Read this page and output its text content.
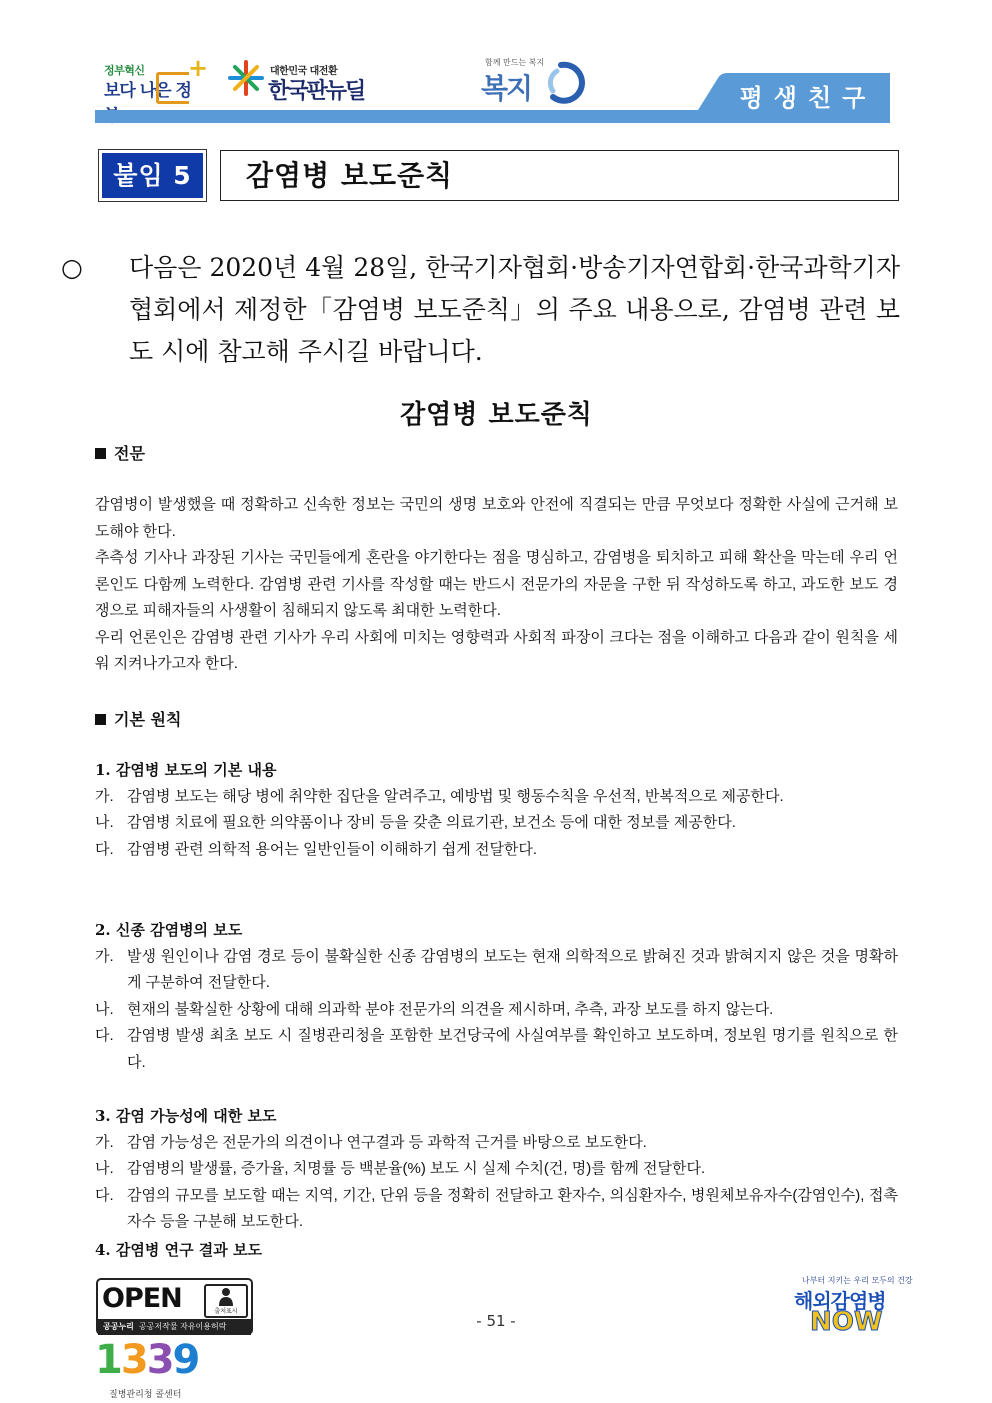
정부혁신
보다 나은 정
+	대한민국 대전환
한국판뉴딜
함께 만드는 복지
복지	평생친구
붙임 5	감염병 보도준칙

○ 다음은 2020년 4월 28일, 한국기자협회·방송기자연합회·한국과학기자협회에서 제정한「감염병 보도준칙」의 주요 내용으로, 감염병 관련 보도 시에 참고해 주시길 바랍니다.

감염병 보도준칙
전문

감염병이 발생했을 때 정확하고 신속한 정보는 국민의 생명 보호와 안전에 직결되는 만큼 무엇보다 정확한 사실에 근거해 보도해야 한다.

추측성 기사나 과장된 기사는 국민들에게 혼란을 야기한다는 점을 명심하고, 감염병을 퇴치하고 피해 확산을 막는데 우리 언론인도 다함께 노력한다. 감염병 관련 기사를 작성할 때는 반드시 전문가의 자문을 구한 뒤 작성하도록 하고, 과도한 보도 경쟁으로 피해자들의 사생활이 침해되지 않도록 최대한 노력한다.

우리 언론인은 감염병 관련 기사가 우리 사회에 미치는 영향력과 사회적 파장이 크다는 점을 이해하고 다음과 같이 원칙을 세워 지켜나가고자 한다.

기본 원칙
1. 감염병 보도의 기본 내용
가. 감염병 보도는 해당 병에 취약한 집단을 알려주고, 예방법 및 행동수칙을 우선적, 반복적으로 제공한다.
나. 감염병 치료에 필요한 의약품이나 장비 등을 갖춘 의료기관, 보건소 등에 대한 정보를 제공한다.
다. 감염병 관련 의학적 용어는 일반인들이 이해하기 쉽게 전달한다.
2. 신종 감염병의 보도
가. 발생 원인이나 감염 경로 등이 불확실한 신종 감염병의 보도는 현재 의학적으로 밝혀진 것과 밝혀지지 않은 것을 명확하게 구분하여 전달한다.
나. 현재의 불확실한 상황에 대해 의과학 분야 전문가의 의견을 제시하며, 추측, 과장 보도를 하지 않는다.
다. 감염병 발생 최초 보도 시 질병관리청을 포함한 보건당국에 사실여부를 확인하고 보도하며, 정보원 명기를 원칙으로 한다.
3. 감염 가능성에 대한 보도
가. 감염 가능성은 전문가의 의견이나 연구결과 등 과학적 근거를 바탕으로 보도한다.
나. 감염병의 발생률, 증가율, 치명률 등 백분율(%) 보도 시 실제 수치(건, 명)를 함께 전달한다.
다. 감염의 규모를 보도할 때는 지역, 기간, 단위 등을 정확히 전달하고 환자수, 의심환자수, 병원체보유자수(감염인수), 접촉자수 등을 구분해 보도한다.
4. 감염병 연구 결과 보도
OPEN	출처표시
공공누리 공공저작물 자유이용허락	- 51 -
1339
질병관리청 콜센터
나부터 지키는 우리 모두의 건강
해외감염병
NOW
————————
• **To do**: Find each line holding "불확실한". Copy it out.

• **Correct result**:
가. 발생 원인이나 감염 경로 등이 불확실한 신종 감염병의 보도는 현재 의학적으로 밝혀진 것과 밝혀지지 않은 것을 명확하게 구분하여 전달한다.
나. 현재의 불확실한 상황에 대해 의과학 분야 전문가의 의견을 제시하며, 추측, 과장 보도를 하지 않는다.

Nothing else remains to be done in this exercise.